Work to do: Look through the data below. Collect every line where the word "this" occurs.

(Data records)
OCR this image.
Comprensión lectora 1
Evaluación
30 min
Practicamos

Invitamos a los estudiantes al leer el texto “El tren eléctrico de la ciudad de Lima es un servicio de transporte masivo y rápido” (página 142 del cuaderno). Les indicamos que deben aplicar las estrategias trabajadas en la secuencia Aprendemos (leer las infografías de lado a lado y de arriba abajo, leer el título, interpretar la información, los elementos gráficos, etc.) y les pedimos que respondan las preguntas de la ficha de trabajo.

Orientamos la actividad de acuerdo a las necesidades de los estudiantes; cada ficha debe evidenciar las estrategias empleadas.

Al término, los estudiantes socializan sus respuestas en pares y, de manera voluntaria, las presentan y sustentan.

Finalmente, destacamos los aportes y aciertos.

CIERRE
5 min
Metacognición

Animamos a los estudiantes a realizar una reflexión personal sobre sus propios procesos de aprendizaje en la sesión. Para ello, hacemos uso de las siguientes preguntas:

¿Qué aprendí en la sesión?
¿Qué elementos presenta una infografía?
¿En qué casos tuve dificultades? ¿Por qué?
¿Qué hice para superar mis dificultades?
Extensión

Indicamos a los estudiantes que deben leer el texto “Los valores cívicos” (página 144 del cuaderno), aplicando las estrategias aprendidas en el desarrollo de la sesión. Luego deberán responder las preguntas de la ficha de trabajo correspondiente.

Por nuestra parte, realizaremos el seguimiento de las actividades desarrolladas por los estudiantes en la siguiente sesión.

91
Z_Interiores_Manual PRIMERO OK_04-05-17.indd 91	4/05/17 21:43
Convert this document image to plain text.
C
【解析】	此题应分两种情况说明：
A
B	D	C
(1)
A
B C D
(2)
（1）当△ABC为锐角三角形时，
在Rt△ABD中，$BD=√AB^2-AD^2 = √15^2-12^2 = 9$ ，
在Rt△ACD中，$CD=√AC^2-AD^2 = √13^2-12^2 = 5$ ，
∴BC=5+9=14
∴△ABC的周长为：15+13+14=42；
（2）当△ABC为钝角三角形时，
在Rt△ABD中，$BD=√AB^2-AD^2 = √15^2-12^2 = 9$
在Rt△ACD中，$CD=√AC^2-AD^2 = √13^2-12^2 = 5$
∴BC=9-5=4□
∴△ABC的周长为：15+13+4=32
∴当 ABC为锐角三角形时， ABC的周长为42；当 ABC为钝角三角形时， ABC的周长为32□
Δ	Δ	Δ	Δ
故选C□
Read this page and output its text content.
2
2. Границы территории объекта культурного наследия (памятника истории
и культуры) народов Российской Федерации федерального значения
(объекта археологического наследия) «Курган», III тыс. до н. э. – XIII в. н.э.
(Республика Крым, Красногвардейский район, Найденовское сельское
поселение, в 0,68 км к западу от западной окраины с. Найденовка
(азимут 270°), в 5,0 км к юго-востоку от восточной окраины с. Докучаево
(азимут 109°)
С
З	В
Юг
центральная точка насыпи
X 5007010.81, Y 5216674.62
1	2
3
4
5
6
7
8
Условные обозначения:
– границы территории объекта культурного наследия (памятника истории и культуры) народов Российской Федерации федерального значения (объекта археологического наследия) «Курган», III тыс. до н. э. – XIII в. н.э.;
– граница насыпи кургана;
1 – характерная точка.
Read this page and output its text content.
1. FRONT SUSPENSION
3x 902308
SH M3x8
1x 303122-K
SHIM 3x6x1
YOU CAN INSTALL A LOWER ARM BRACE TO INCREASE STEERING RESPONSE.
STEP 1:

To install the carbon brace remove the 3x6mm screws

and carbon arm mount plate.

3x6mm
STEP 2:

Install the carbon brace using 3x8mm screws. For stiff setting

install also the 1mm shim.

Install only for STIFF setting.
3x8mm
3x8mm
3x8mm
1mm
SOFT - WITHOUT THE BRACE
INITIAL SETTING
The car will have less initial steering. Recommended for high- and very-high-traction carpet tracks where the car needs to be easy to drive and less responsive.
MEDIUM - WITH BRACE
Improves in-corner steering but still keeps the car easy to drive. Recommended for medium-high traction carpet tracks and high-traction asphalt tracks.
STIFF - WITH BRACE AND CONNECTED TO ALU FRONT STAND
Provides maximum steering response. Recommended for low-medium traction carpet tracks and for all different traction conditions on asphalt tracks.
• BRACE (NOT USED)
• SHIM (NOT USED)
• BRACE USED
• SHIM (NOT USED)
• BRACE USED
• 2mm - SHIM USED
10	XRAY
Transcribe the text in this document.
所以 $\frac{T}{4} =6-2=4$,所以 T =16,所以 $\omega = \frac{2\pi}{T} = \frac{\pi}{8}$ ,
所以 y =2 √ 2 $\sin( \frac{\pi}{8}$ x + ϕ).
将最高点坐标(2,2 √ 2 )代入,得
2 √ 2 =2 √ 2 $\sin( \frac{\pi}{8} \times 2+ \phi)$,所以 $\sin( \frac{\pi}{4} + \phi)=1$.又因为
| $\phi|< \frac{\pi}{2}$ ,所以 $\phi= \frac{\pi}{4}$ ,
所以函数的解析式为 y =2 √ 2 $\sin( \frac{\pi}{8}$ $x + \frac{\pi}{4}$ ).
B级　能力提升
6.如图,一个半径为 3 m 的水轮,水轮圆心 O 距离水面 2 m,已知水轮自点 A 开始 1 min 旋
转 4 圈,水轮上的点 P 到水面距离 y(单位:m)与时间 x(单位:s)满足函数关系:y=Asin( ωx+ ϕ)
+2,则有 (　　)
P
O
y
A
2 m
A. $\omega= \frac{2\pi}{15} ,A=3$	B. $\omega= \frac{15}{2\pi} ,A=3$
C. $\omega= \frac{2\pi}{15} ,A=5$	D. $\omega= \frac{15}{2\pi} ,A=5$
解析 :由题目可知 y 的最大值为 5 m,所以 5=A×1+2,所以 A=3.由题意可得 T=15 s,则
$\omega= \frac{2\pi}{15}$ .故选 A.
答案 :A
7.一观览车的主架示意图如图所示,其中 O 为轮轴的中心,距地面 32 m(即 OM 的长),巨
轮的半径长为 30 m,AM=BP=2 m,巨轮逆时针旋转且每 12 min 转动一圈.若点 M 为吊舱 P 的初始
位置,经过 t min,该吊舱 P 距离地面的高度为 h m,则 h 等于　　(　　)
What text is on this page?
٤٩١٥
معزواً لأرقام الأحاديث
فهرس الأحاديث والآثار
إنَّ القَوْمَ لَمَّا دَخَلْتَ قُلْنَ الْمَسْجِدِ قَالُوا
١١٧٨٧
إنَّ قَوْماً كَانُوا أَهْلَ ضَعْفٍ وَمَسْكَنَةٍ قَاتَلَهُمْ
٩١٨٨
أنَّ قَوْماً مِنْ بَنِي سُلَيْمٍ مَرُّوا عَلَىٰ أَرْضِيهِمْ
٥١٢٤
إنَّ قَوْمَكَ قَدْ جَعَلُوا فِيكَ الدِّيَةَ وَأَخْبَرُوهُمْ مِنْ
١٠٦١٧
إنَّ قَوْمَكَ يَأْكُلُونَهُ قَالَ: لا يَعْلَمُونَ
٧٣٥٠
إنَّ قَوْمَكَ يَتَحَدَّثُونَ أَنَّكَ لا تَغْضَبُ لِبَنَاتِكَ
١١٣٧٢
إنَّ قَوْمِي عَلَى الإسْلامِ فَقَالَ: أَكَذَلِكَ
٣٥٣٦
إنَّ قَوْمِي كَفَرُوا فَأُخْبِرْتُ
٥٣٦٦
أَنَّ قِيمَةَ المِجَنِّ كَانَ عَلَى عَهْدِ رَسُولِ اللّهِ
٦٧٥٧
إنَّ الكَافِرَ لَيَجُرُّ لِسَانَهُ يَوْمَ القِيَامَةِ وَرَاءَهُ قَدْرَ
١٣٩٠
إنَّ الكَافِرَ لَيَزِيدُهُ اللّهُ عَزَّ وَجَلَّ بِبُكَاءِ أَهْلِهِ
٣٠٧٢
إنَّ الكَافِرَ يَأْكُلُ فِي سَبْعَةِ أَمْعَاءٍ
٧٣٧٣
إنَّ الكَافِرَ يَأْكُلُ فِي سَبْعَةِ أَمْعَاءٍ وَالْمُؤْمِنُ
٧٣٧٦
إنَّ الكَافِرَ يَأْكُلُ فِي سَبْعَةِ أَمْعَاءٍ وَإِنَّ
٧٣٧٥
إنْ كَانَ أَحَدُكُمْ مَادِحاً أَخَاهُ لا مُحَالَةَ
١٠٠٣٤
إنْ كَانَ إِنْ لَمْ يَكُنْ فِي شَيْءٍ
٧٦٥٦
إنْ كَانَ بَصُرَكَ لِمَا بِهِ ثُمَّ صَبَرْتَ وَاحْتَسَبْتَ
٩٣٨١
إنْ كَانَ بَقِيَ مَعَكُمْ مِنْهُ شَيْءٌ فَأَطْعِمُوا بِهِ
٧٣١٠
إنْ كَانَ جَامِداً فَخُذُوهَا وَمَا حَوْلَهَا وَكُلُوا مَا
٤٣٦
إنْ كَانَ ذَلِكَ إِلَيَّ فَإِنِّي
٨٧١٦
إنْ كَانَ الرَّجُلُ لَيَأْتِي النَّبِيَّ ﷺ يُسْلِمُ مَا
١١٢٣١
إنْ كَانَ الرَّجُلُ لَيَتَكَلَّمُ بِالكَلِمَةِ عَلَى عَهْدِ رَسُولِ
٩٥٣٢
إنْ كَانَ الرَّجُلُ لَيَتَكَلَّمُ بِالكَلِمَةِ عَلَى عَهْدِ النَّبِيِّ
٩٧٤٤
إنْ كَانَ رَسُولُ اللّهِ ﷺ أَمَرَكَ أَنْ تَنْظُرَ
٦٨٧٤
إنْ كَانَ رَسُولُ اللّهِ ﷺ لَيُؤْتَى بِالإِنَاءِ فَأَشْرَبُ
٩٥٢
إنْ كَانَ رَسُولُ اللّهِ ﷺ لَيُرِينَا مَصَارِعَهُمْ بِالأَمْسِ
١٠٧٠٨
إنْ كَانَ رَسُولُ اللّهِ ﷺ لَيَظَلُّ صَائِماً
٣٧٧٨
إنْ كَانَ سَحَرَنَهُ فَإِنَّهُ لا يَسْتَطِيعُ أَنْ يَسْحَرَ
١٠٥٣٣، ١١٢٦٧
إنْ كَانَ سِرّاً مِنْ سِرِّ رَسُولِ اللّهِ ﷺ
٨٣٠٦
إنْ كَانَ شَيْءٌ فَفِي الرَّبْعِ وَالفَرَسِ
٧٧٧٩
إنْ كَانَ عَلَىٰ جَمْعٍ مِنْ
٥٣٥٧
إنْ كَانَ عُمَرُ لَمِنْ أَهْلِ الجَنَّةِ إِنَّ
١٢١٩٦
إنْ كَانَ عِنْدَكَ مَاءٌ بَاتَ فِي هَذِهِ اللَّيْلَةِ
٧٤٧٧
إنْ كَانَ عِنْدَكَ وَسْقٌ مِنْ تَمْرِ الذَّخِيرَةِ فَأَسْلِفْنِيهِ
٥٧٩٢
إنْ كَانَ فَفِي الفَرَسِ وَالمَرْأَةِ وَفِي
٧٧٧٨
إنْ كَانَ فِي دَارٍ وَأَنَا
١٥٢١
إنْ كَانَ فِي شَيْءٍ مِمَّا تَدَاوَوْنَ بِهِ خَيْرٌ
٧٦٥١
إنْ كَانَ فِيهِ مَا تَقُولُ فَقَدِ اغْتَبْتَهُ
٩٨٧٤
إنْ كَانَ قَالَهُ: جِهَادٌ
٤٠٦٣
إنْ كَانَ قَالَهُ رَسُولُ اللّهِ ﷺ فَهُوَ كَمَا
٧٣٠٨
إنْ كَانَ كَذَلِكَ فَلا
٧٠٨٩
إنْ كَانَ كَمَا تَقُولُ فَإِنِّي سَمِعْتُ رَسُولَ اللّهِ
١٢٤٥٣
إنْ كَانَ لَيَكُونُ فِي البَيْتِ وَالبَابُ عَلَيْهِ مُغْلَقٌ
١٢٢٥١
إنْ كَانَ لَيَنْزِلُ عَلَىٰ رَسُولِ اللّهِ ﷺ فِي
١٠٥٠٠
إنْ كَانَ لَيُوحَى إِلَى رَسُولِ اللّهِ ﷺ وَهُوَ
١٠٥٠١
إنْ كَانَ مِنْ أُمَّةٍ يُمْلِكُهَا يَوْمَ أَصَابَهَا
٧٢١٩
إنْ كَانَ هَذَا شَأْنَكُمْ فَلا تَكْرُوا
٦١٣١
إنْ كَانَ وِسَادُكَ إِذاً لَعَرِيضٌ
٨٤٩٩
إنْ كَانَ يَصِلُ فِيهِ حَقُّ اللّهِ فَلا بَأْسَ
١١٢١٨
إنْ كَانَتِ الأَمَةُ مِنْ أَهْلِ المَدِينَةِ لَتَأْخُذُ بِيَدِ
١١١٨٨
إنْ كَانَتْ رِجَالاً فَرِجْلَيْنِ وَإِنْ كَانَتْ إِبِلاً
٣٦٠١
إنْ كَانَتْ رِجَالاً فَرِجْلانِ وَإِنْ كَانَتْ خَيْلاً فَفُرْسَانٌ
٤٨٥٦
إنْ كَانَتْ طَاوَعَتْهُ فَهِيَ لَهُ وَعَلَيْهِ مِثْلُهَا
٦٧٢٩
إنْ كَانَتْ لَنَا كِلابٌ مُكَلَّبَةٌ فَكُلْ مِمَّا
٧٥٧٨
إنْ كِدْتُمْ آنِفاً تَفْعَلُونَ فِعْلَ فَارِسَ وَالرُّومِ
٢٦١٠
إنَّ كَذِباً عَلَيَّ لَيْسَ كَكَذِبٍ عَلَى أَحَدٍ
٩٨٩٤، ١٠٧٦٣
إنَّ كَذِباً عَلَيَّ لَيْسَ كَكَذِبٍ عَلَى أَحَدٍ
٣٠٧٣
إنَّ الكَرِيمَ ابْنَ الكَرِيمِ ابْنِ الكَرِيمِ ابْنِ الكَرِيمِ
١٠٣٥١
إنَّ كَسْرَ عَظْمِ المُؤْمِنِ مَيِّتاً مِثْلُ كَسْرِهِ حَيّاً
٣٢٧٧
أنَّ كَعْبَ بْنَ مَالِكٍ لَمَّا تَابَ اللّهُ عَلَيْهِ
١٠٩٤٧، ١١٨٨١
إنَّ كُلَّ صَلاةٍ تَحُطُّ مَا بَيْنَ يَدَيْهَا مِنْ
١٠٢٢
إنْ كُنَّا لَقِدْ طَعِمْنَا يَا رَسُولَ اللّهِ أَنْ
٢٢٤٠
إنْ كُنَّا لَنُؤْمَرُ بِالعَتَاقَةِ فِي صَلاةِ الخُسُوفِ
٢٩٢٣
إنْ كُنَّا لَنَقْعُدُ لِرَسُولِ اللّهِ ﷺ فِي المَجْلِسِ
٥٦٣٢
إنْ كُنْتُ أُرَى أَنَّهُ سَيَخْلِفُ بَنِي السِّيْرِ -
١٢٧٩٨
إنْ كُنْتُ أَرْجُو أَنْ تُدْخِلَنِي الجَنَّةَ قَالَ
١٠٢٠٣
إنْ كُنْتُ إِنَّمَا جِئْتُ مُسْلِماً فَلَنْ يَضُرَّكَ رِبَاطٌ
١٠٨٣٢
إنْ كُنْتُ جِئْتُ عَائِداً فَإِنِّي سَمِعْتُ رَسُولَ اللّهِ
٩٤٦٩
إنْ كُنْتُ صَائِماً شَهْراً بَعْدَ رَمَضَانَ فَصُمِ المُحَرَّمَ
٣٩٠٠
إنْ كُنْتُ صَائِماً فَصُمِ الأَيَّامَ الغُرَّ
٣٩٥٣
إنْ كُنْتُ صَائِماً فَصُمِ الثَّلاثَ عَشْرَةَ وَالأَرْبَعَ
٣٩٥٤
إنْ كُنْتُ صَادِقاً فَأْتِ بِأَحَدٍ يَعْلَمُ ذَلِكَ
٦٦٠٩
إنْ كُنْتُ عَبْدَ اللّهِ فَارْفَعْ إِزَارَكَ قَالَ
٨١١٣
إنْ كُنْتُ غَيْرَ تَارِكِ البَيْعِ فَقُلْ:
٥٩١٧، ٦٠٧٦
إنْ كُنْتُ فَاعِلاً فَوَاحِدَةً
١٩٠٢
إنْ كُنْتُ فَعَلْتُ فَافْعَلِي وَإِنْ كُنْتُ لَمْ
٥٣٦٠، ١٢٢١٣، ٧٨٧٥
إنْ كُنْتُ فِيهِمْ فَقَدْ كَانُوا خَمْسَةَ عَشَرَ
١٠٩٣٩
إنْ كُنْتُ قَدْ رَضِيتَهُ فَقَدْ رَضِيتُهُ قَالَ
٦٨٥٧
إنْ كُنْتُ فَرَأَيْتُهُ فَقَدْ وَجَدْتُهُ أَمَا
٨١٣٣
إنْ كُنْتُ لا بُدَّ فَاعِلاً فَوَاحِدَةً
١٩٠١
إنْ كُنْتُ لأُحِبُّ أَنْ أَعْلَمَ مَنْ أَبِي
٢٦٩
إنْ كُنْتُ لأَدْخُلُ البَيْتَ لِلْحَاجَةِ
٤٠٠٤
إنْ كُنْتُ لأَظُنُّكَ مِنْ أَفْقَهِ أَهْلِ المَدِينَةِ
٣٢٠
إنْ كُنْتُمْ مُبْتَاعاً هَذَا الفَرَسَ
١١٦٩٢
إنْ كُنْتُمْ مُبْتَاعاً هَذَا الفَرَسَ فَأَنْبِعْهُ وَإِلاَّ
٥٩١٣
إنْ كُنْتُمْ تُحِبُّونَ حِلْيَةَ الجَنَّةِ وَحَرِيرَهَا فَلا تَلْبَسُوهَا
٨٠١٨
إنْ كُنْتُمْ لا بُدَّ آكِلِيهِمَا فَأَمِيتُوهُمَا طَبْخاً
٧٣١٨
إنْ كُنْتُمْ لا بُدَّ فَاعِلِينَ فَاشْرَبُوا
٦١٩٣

Answer for the task:
OCR this image.
Convert this document image to plain text.
Read this page and output its text content.
Read this page and output its text content.
Transcribe the text in this document.
What text is on this page?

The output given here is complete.